(EXERCISE GOAL)
All of the material below is to be repeated exactly.

[Saved data entries]

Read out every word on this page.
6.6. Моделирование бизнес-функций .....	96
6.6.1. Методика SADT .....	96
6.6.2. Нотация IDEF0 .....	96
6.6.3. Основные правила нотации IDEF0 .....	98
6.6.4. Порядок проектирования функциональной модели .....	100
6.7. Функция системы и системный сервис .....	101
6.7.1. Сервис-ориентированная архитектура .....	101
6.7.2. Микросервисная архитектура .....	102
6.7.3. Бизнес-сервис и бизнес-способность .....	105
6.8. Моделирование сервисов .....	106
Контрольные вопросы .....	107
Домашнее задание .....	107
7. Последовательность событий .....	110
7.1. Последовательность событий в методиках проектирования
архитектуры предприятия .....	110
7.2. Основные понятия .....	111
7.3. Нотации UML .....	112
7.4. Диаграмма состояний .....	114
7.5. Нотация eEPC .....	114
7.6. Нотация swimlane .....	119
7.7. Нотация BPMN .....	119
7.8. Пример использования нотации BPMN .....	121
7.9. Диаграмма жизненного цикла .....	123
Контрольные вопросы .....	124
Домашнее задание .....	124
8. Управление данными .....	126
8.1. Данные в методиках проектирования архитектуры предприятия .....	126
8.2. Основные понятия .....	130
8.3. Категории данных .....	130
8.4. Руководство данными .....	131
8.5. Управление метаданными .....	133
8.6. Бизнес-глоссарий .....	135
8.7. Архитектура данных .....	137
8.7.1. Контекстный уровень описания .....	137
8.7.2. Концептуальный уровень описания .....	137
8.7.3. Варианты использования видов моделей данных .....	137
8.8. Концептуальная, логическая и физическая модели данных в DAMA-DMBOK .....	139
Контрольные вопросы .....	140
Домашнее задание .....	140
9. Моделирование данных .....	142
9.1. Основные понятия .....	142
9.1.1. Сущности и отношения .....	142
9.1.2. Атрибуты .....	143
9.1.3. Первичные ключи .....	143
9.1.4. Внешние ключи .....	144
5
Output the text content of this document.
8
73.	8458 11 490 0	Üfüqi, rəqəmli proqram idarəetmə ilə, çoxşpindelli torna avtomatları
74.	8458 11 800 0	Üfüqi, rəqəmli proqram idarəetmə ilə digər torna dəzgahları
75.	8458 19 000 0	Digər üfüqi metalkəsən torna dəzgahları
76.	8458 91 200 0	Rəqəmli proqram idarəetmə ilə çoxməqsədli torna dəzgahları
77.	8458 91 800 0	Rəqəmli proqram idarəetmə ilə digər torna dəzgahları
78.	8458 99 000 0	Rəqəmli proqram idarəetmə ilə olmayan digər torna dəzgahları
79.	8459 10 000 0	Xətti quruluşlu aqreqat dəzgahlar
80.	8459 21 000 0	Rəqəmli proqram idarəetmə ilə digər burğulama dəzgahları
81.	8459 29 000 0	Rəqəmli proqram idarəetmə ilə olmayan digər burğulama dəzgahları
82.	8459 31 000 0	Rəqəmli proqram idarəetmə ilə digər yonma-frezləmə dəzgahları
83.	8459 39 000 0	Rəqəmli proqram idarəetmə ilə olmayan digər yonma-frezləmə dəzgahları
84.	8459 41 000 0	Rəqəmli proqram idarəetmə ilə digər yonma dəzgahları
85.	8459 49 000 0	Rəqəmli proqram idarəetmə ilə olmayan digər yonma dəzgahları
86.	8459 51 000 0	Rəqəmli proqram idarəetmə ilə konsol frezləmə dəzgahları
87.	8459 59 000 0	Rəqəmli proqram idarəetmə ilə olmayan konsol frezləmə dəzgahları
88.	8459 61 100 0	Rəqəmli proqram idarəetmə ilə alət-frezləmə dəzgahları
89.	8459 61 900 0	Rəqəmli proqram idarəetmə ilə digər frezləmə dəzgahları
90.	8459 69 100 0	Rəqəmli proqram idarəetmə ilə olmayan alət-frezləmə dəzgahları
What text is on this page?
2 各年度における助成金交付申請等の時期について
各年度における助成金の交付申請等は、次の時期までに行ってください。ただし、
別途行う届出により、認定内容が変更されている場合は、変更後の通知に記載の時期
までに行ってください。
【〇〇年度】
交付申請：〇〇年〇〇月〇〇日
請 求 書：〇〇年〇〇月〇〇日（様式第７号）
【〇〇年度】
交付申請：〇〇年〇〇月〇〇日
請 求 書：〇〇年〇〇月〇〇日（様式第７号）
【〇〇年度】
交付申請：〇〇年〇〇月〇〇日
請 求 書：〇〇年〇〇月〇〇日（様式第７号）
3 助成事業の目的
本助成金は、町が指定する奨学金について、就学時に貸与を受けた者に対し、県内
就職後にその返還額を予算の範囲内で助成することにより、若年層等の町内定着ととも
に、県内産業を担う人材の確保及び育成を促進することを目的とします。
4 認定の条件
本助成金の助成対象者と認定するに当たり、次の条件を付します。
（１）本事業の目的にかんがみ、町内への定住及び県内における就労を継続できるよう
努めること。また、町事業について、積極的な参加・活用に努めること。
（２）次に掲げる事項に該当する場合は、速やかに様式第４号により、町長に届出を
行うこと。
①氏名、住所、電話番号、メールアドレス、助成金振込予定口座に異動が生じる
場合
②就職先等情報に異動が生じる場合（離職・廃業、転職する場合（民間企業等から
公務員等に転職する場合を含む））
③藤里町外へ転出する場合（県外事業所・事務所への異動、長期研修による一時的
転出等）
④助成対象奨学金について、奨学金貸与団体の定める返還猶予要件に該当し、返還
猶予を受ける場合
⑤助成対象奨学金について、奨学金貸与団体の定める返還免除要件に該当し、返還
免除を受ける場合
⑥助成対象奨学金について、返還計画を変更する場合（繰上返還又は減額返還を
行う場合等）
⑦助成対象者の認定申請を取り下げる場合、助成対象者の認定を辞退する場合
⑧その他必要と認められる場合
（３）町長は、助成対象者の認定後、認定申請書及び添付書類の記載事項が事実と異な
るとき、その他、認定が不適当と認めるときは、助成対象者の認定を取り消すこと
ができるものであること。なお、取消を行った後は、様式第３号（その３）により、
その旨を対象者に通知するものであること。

(ANSWER)
Read out every word on this page.
6.6. Моделирование бизнес-функций .....	96
6.6.1. Методика SADT .....	96
6.6.2. Нотация IDEF0 .....	96
6.6.3. Основные правила нотации IDEF0 .....	98
6.6.4. Порядок проектирования функциональной модели .....	100
6.7. Функция системы и системный сервис .....	101
6.7.1. Сервис-ориентированная архитектура .....	101
6.7.2. Микросервисная архитектура .....	102
6.7.3. Бизнес-сервис и бизнес-способность .....	105
6.8. Моделирование сервисов .....	106
Контрольные вопросы .....	107
Домашнее задание .....	107
7. Последовательность событий .....	110
7.1. Последовательность событий в методиках проектирования
архитектуры предприятия .....	110
7.2. Основные понятия .....	111
7.3. Нотации UML .....	112
7.4. Диаграмма состояний .....	114
7.5. Нотация eEPC .....	114
7.6. Нотация swimlane .....	119
7.7. Нотация BPMN .....	119
7.8. Пример использования нотации BPMN .....	121
7.9. Диаграмма жизненного цикла .....	123
Контрольные вопросы .....	124
Домашнее задание .....	124
8. Управление данными .....	126
8.1. Данные в методиках проектирования архитектуры предприятия .....	126
8.2. Основные понятия .....	130
8.3. Категории данных .....	130
8.4. Руководство данными .....	131
8.5. Управление метаданными .....	133
8.6. Бизнес-глоссарий .....	135
8.7. Архитектура данных .....	137
8.7.1. Контекстный уровень описания .....	137
8.7.2. Концептуальный уровень описания .....	137
8.7.3. Варианты использования видов моделей данных .....	137
8.8. Концептуальная, логическая и физическая модели данных в DAMA-DMBOK .....	139
Контрольные вопросы .....	140
Домашнее задание .....	140
9. Моделирование данных .....	142
9.1. Основные понятия .....	142
9.1.1. Сущности и отношения .....	142
9.1.2. Атрибуты .....	143
9.1.3. Первичные ключи .....	143
9.1.4. Внешние ключи .....	144
5
Output the text content of this document.
8
73.	8458 11 490 0	Üfüqi, rəqəmli proqram idarəetmə ilə, çoxşpindelli torna avtomatları
74.	8458 11 800 0	Üfüqi, rəqəmli proqram idarəetmə ilə digər torna dəzgahları
75.	8458 19 000 0	Digər üfüqi metalkəsən torna dəzgahları
76.	8458 91 200 0	Rəqəmli proqram idarəetmə ilə çoxməqsədli torna dəzgahları
77.	8458 91 800 0	Rəqəmli proqram idarəetmə ilə digər torna dəzgahları
78.	8458 99 000 0	Rəqəmli proqram idarəetmə ilə olmayan digər torna dəzgahları
79.	8459 10 000 0	Xətti quruluşlu aqreqat dəzgahlar
80.	8459 21 000 0	Rəqəmli proqram idarəetmə ilə digər burğulama dəzgahları
81.	8459 29 000 0	Rəqəmli proqram idarəetmə ilə olmayan digər burğulama dəzgahları
82.	8459 31 000 0	Rəqəmli proqram idarəetmə ilə digər yonma-frezləmə dəzgahları
83.	8459 39 000 0	Rəqəmli proqram idarəetmə ilə olmayan digər yonma-frezləmə dəzgahları
84.	8459 41 000 0	Rəqəmli proqram idarəetmə ilə digər yonma dəzgahları
85.	8459 49 000 0	Rəqəmli proqram idarəetmə ilə olmayan digər yonma dəzgahları
86.	8459 51 000 0	Rəqəmli proqram idarəetmə ilə konsol frezləmə dəzgahları
87.	8459 59 000 0	Rəqəmli proqram idarəetmə ilə olmayan konsol frezləmə dəzgahları
88.	8459 61 100 0	Rəqəmli proqram idarəetmə ilə alət-frezləmə dəzgahları
89.	8459 61 900 0	Rəqəmli proqram idarəetmə ilə digər frezləmə dəzgahları
90.	8459 69 100 0	Rəqəmli proqram idarəetmə ilə olmayan alət-frezləmə dəzgahları
What text is on this page?
2 各年度における助成金交付申請等の時期について
各年度における助成金の交付申請等は、次の時期までに行ってください。ただし、
別途行う届出により、認定内容が変更されている場合は、変更後の通知に記載の時期
までに行ってください。
【〇〇年度】
交付申請：〇〇年〇〇月〇〇日
請 求 書：〇〇年〇〇月〇〇日（様式第７号）
【〇〇年度】
交付申請：〇〇年〇〇月〇〇日
請 求 書：〇〇年〇〇月〇〇日（様式第７号）
【〇〇年度】
交付申請：〇〇年〇〇月〇〇日
請 求 書：〇〇年〇〇月〇〇日（様式第７号）
3 助成事業の目的
本助成金は、町が指定する奨学金について、就学時に貸与を受けた者に対し、県内
就職後にその返還額を予算の範囲内で助成することにより、若年層等の町内定着ととも
に、県内産業を担う人材の確保及び育成を促進することを目的とします。
4 認定の条件
本助成金の助成対象者と認定するに当たり、次の条件を付します。
（１）本事業の目的にかんがみ、町内への定住及び県内における就労を継続できるよう
努めること。また、町事業について、積極的な参加・活用に努めること。
（２）次に掲げる事項に該当する場合は、速やかに様式第４号により、町長に届出を
行うこと。
①氏名、住所、電話番号、メールアドレス、助成金振込予定口座に異動が生じる
場合
②就職先等情報に異動が生じる場合（離職・廃業、転職する場合（民間企業等から
公務員等に転職する場合を含む））
③藤里町外へ転出する場合（県外事業所・事務所への異動、長期研修による一時的
転出等）
④助成対象奨学金について、奨学金貸与団体の定める返還猶予要件に該当し、返還
猶予を受ける場合
⑤助成対象奨学金について、奨学金貸与団体の定める返還免除要件に該当し、返還
免除を受ける場合
⑥助成対象奨学金について、返還計画を変更する場合（繰上返還又は減額返還を
行う場合等）
⑦助成対象者の認定申請を取り下げる場合、助成対象者の認定を辞退する場合
⑧その他必要と認められる場合
（３）町長は、助成対象者の認定後、認定申請書及び添付書類の記載事項が事実と異な
るとき、その他、認定が不適当と認めるときは、助成対象者の認定を取り消すこと
ができるものであること。なお、取消を行った後は、様式第３号（その３）により、
その旨を対象者に通知するものであること。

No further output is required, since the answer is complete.